[WHAT TO DO]
Count the lines in the items below that contain the string "text", and reply with the number alone.

******************************

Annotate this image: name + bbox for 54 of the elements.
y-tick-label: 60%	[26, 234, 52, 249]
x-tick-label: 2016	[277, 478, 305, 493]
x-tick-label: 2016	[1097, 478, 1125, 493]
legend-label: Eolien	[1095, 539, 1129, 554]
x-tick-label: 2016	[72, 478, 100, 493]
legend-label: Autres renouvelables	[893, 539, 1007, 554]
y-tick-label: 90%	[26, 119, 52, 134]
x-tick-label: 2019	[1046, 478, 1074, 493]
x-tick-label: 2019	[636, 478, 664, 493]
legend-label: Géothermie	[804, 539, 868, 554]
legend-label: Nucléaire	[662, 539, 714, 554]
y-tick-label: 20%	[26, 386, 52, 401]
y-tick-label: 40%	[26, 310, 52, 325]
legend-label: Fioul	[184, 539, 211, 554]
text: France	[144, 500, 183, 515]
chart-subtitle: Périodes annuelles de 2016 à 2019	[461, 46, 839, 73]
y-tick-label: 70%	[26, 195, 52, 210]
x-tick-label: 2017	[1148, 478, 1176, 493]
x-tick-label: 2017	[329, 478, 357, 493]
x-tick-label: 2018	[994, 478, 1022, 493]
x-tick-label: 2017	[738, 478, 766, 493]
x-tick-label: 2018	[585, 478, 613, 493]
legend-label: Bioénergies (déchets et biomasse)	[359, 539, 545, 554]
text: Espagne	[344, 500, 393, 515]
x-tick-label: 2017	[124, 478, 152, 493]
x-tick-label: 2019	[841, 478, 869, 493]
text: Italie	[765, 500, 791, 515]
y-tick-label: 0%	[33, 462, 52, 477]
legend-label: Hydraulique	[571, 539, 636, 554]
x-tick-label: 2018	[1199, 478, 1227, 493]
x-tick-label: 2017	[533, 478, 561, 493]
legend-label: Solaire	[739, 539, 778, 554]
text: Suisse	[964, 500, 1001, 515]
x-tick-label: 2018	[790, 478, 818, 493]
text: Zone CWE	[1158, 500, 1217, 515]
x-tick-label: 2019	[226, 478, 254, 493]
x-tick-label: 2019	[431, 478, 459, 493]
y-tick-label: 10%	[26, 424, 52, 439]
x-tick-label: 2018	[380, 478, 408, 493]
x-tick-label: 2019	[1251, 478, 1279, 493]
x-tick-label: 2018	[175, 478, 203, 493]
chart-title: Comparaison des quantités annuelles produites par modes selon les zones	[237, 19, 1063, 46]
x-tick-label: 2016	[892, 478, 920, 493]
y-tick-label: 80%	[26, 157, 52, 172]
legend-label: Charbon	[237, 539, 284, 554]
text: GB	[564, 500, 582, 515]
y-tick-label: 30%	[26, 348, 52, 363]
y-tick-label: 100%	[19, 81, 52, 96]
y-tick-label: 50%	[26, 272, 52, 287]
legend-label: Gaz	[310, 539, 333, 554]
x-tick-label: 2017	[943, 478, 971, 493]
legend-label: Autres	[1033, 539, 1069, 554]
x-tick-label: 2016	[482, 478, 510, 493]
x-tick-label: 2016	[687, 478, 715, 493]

******************************

[FULL RESPONSE]
6